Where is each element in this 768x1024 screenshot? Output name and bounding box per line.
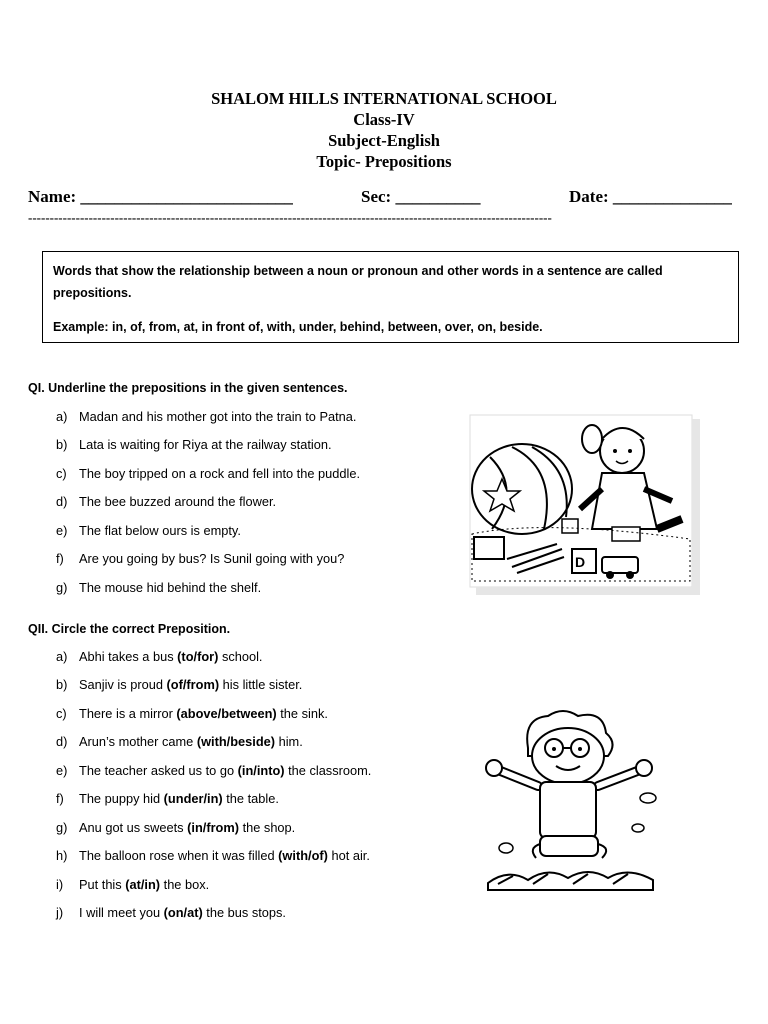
toys-illustration xyxy=(462,409,702,599)
q1-title: QI. Underline the prepositions in the given sentences. xyxy=(28,381,348,395)
list-item: g) Anu got us sweets (in/from) the shop. xyxy=(56,820,296,835)
class-label: Class-IV xyxy=(353,110,415,129)
choice-option[interactable]: (in/into) xyxy=(237,763,285,778)
list-item: e) The flat below ours is empty. xyxy=(56,523,241,538)
name-field[interactable]: Name: _________________________ xyxy=(28,187,293,206)
list-item: c) The boy tripped on a rock and fell into the puddle. xyxy=(56,466,361,481)
school-name: SHALOM HILLS INTERNATIONAL SCHOOL xyxy=(211,89,557,108)
list-item: d) The bee buzzed around the flower. xyxy=(56,494,277,509)
list-item: b) Sanjiv is proud (of/from) his little sister. xyxy=(56,677,303,692)
divider-line: ------------------------------------------------------------------------------------------------------------------------- xyxy=(28,210,552,225)
boy-illustration xyxy=(478,708,674,898)
worksheet-header xyxy=(0,88,768,172)
choice-option[interactable]: (at/in) xyxy=(125,877,161,892)
list-item: f) The puppy hid (under/in) the table. xyxy=(56,791,279,806)
list-item: b) Lata is waiting for Riya at the railway station. xyxy=(56,437,332,452)
student-fields xyxy=(28,187,732,209)
list-item: a) Madan and his mother got into the train to Patna. xyxy=(56,409,357,424)
list-item: a) Abhi takes a bus (to/for) school. xyxy=(56,649,263,664)
list-item: d) Arun’s mother came (with/beside) him. xyxy=(56,734,303,749)
list-item: c) There is a mirror (above/between) the sink. xyxy=(56,706,328,721)
list-item: e) The teacher asked us to go (in/into) the classroom. xyxy=(56,763,372,778)
topic-label: Topic- Prepositions xyxy=(316,152,452,171)
svg-text:D: D xyxy=(575,554,586,570)
list-item: f) Are you going by bus? Is Sunil going with you? xyxy=(56,551,345,566)
choice-option[interactable]: (with/beside) xyxy=(196,734,276,749)
choice-option[interactable]: (on/at) xyxy=(163,905,203,920)
definition-example: Example: in, of, from, at, in front of, with, under, behind, between, over, on, beside. xyxy=(53,320,543,334)
choice-option[interactable]: (under/in) xyxy=(163,791,223,806)
list-item: h) The balloon rose when it was filled (with/of) hot air. xyxy=(56,848,370,863)
definition-text: Words that show the relationship between a noun or pronoun and other words in a sentence are called prepositions. xyxy=(53,264,663,300)
choice-option[interactable]: (above/between) xyxy=(176,706,277,721)
choice-option[interactable]: (with/of) xyxy=(278,848,328,863)
section-field[interactable]: Sec: __________ xyxy=(361,187,481,206)
choice-option[interactable]: (of/from) xyxy=(166,677,220,692)
choice-option[interactable]: (to/for) xyxy=(177,649,219,664)
date-field[interactable]: Date: ______________ xyxy=(569,187,732,206)
definition-box xyxy=(42,251,739,343)
list-item: j) I will meet you (on/at) the bus stops. xyxy=(56,905,286,920)
q2-title: QII. Circle the correct Preposition. xyxy=(28,622,231,636)
list-item: g) The mouse hid behind the shelf. xyxy=(56,580,262,595)
choice-option[interactable]: (in/from) xyxy=(187,820,240,835)
list-item: i) Put this (at/in) the box. xyxy=(56,877,210,892)
subject-label: Subject-English xyxy=(328,131,440,150)
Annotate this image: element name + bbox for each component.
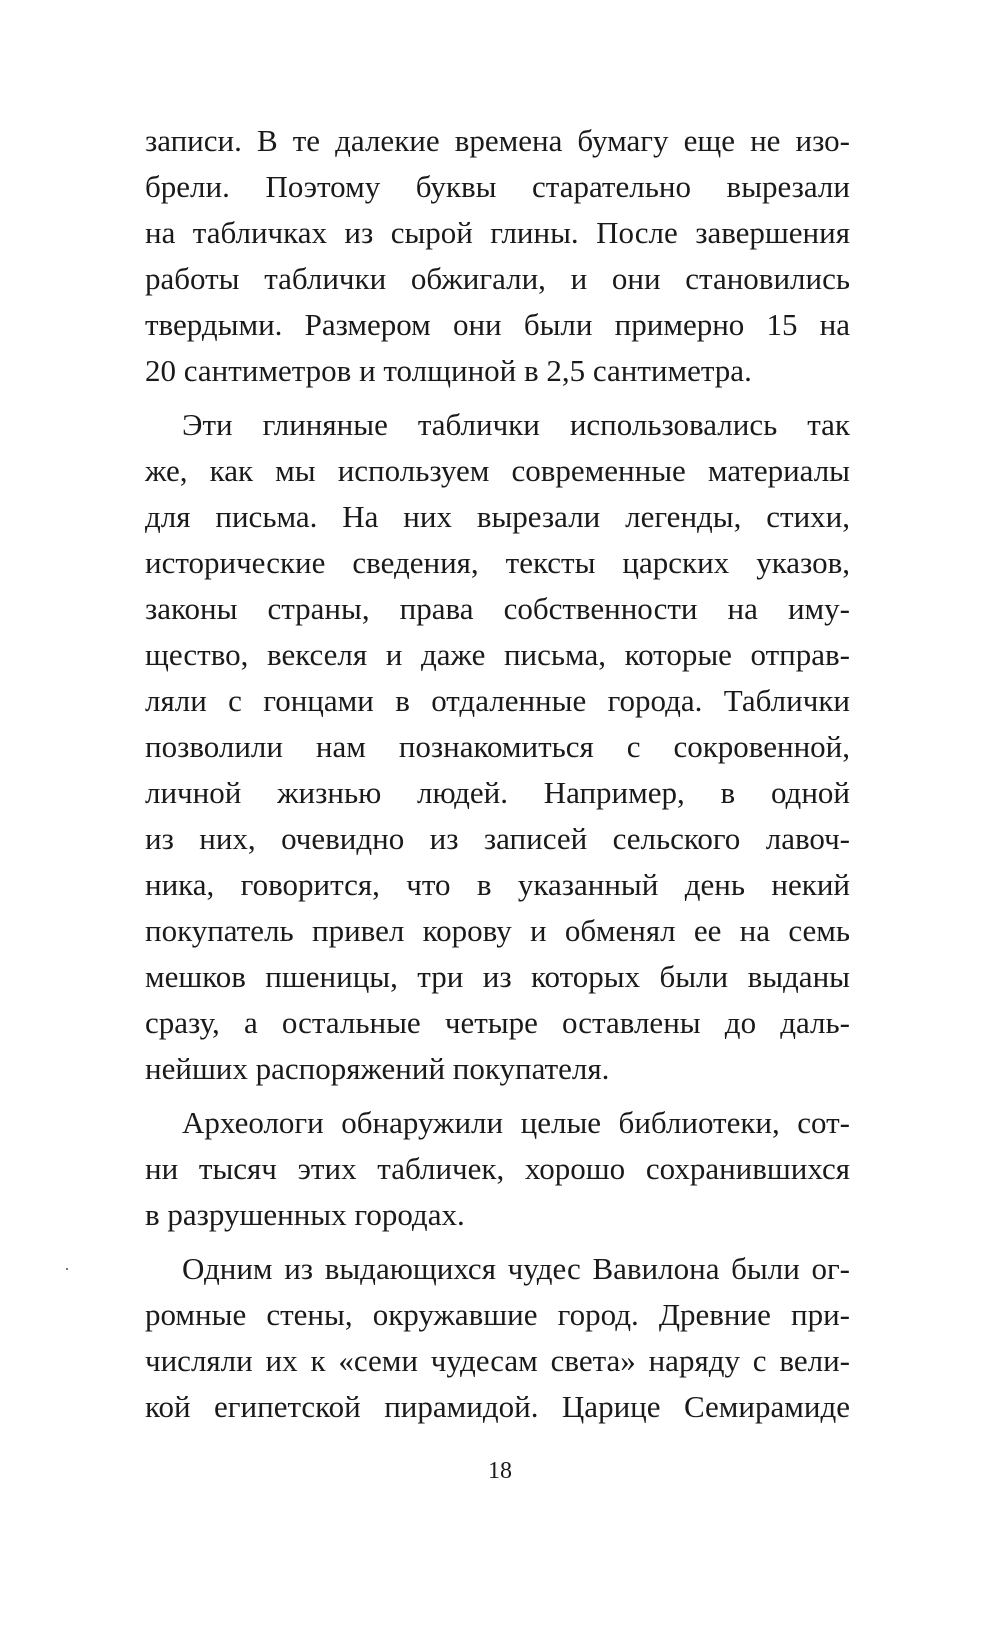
text-line: позволили нам познакомиться с сокровенной, [145, 729, 850, 764]
paragraph [145, 1100, 850, 1238]
paragraph [145, 118, 850, 394]
text-line: мешков пшеницы, три из которых были выданы [145, 959, 850, 994]
text-line: ляли с гонцами в отдаленные города. Таблички [145, 683, 850, 718]
text-line: 20 сантиметров и толщиной в 2,5 сантиметра. [145, 353, 752, 388]
text-line: в разрушенных городах. [145, 1197, 465, 1232]
text-line: законы страны, права собственности на иму- [145, 591, 850, 626]
page-number: 18 [488, 1458, 512, 1484]
text-line: ромные стены, окружавшие город. Древние при- [145, 1297, 850, 1332]
text-line: же, как мы используем современные материалы [145, 453, 850, 488]
text-line: из них, очевидно из записей сельского лавоч- [145, 821, 850, 856]
text-line: числяли их к «семи чудесам света» наряду с вели- [145, 1343, 850, 1378]
text-line: Одним из выдающихся чудес Вавилона были ог- [182, 1251, 850, 1286]
text-line: брели. Поэтому буквы старательно вырезали [145, 169, 850, 204]
text-line: личной жизнью людей. Например, в одной [145, 775, 850, 810]
text-line: ни тысяч этих табличек, хорошо сохранившихся [145, 1151, 850, 1186]
text-line: Эти глиняные таблички использовались так [182, 407, 850, 442]
paragraph [145, 1246, 850, 1430]
body-text [145, 118, 850, 1430]
text-line: работы таблички обжигали, и они становились [145, 261, 850, 296]
text-line: твердыми. Размером они были примерно 15 на [145, 307, 850, 342]
text-line: исторические сведения, тексты царских указов, [145, 545, 850, 580]
text-line: на табличках из сырой глины. После завершения [145, 215, 850, 250]
paragraph [145, 402, 850, 1092]
scan-speck [66, 1268, 68, 1270]
text-line: Археологи обнаружили целые библиотеки, сот- [182, 1105, 850, 1140]
text-line: щество, векселя и даже письма, которые отправ- [145, 637, 850, 672]
text-line: записи. В те далекие времена бумагу еще не изо- [145, 123, 850, 158]
text-line: покупатель привел корову и обменял ее на семь [145, 913, 850, 948]
text-line: нейших распоряжений покупателя. [145, 1051, 610, 1086]
text-line: кой египетской пирамидой. Царице Семирамиде [145, 1389, 850, 1424]
text-line: ника, говорится, что в указанный день некий [145, 867, 850, 902]
text-line: сразу, а остальные четыре оставлены до даль- [145, 1005, 850, 1040]
text-line: для письма. На них вырезали легенды, стихи, [145, 499, 850, 534]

-----

## WHAT IS NEEDED
Rewrite all the items above, putting "list-entry" in place of every "list-item" and keeping everything else the same. Leave the pictures out of your answer.

## REPLY TO THE TASK
Where is each element in this 768x1024 screenshot? Output name and bounding box per line.
toys-illustration xyxy=(462,409,702,599)
q1-title: QI. Underline the prepositions in the given sentences. xyxy=(28,381,348,395)
list-entry: g) Anu got us sweets (in/from) the shop. xyxy=(56,820,296,835)
class-label: Class-IV xyxy=(353,110,415,129)
choice-option[interactable]: (in/into) xyxy=(237,763,285,778)
list-entry: e) The flat below ours is empty. xyxy=(56,523,241,538)
name-field[interactable]: Name: _________________________ xyxy=(28,187,293,206)
list-entry: c) The boy tripped on a rock and fell into the puddle. xyxy=(56,466,361,481)
school-name: SHALOM HILLS INTERNATIONAL SCHOOL xyxy=(211,89,557,108)
list-entry: d) The bee buzzed around the flower. xyxy=(56,494,277,509)
list-entry: b) Sanjiv is proud (of/from) his little sister. xyxy=(56,677,303,692)
divider-line: ------------------------------------------------------------------------------------------------------------------------- xyxy=(28,210,552,225)
boy-illustration xyxy=(478,708,674,898)
worksheet-header xyxy=(0,88,768,172)
choice-option[interactable]: (at/in) xyxy=(125,877,161,892)
list-entry: f) The puppy hid (under/in) the table. xyxy=(56,791,279,806)
list-entry: b) Lata is waiting for Riya at the railway station. xyxy=(56,437,332,452)
student-fields xyxy=(28,187,732,209)
list-entry: a) Madan and his mother got into the train to Patna. xyxy=(56,409,357,424)
list-entry: a) Abhi takes a bus (to/for) school. xyxy=(56,649,263,664)
list-entry: d) Arun’s mother came (with/beside) him. xyxy=(56,734,303,749)
list-entry: c) There is a mirror (above/between) the sink. xyxy=(56,706,328,721)
list-entry: e) The teacher asked us to go (in/into) the classroom. xyxy=(56,763,372,778)
topic-label: Topic- Prepositions xyxy=(316,152,452,171)
svg-text:D: D xyxy=(575,554,586,570)
list-entry: f) Are you going by bus? Is Sunil going with you? xyxy=(56,551,345,566)
choice-option[interactable]: (with/beside) xyxy=(196,734,276,749)
choice-option[interactable]: (on/at) xyxy=(163,905,203,920)
definition-example: Example: in, of, from, at, in front of, with, under, behind, between, over, on, beside. xyxy=(53,320,543,334)
choice-option[interactable]: (under/in) xyxy=(163,791,223,806)
list-entry: h) The balloon rose when it was filled (with/of) hot air. xyxy=(56,848,370,863)
definition-text: Words that show the relationship between a noun or pronoun and other words in a sentence are called prepositions. xyxy=(53,264,663,300)
choice-option[interactable]: (above/between) xyxy=(176,706,277,721)
choice-option[interactable]: (with/of) xyxy=(278,848,328,863)
section-field[interactable]: Sec: __________ xyxy=(361,187,481,206)
choice-option[interactable]: (of/from) xyxy=(166,677,220,692)
choice-option[interactable]: (to/for) xyxy=(177,649,219,664)
date-field[interactable]: Date: ______________ xyxy=(569,187,732,206)
definition-box xyxy=(42,251,739,343)
list-entry: j) I will meet you (on/at) the bus stops. xyxy=(56,905,286,920)
q2-title: QII. Circle the correct Preposition. xyxy=(28,622,231,636)
list-entry: g) The mouse hid behind the shelf. xyxy=(56,580,262,595)
choice-option[interactable]: (in/from) xyxy=(187,820,240,835)
list-entry: i) Put this (at/in) the box. xyxy=(56,877,210,892)
subject-label: Subject-English xyxy=(328,131,440,150)
Annotate this image: element name + bbox for each component.
text-line: позволили нам познакомиться с сокровенной, [145, 729, 850, 764]
paragraph [145, 1100, 850, 1238]
paragraph [145, 118, 850, 394]
text-line: мешков пшеницы, три из которых были выданы [145, 959, 850, 994]
text-line: ляли с гонцами в отдаленные города. Таблички [145, 683, 850, 718]
text-line: 20 сантиметров и толщиной в 2,5 сантиметра. [145, 353, 752, 388]
text-line: в разрушенных городах. [145, 1197, 465, 1232]
text-line: законы страны, права собственности на иму- [145, 591, 850, 626]
page-number: 18 [488, 1458, 512, 1484]
text-line: ромные стены, окружавшие город. Древние при- [145, 1297, 850, 1332]
text-line: же, как мы используем современные материалы [145, 453, 850, 488]
text-line: из них, очевидно из записей сельского лавоч- [145, 821, 850, 856]
text-line: числяли их к «семи чудесам света» наряду с вели- [145, 1343, 850, 1378]
text-line: Одним из выдающихся чудес Вавилона были ог- [182, 1251, 850, 1286]
text-line: брели. Поэтому буквы старательно вырезали [145, 169, 850, 204]
text-line: личной жизнью людей. Например, в одной [145, 775, 850, 810]
text-line: ни тысяч этих табличек, хорошо сохранившихся [145, 1151, 850, 1186]
text-line: Эти глиняные таблички использовались так [182, 407, 850, 442]
paragraph [145, 1246, 850, 1430]
body-text [145, 118, 850, 1430]
text-line: работы таблички обжигали, и они становились [145, 261, 850, 296]
text-line: твердыми. Размером они были примерно 15 на [145, 307, 850, 342]
text-line: исторические сведения, тексты царских указов, [145, 545, 850, 580]
text-line: на табличках из сырой глины. После завершения [145, 215, 850, 250]
paragraph [145, 402, 850, 1092]
scan-speck [66, 1268, 68, 1270]
text-line: Археологи обнаружили целые библиотеки, сот- [182, 1105, 850, 1140]
text-line: щество, векселя и даже письма, которые отправ- [145, 637, 850, 672]
text-line: записи. В те далекие времена бумагу еще не изо- [145, 123, 850, 158]
text-line: покупатель привел корову и обменял ее на семь [145, 913, 850, 948]
text-line: нейших распоряжений покупателя. [145, 1051, 610, 1086]
text-line: кой египетской пирамидой. Царице Семирамиде [145, 1389, 850, 1424]
text-line: ника, говорится, что в указанный день некий [145, 867, 850, 902]
text-line: сразу, а остальные четыре оставлены до даль- [145, 1005, 850, 1040]
text-line: для письма. На них вырезали легенды, стихи, [145, 499, 850, 534]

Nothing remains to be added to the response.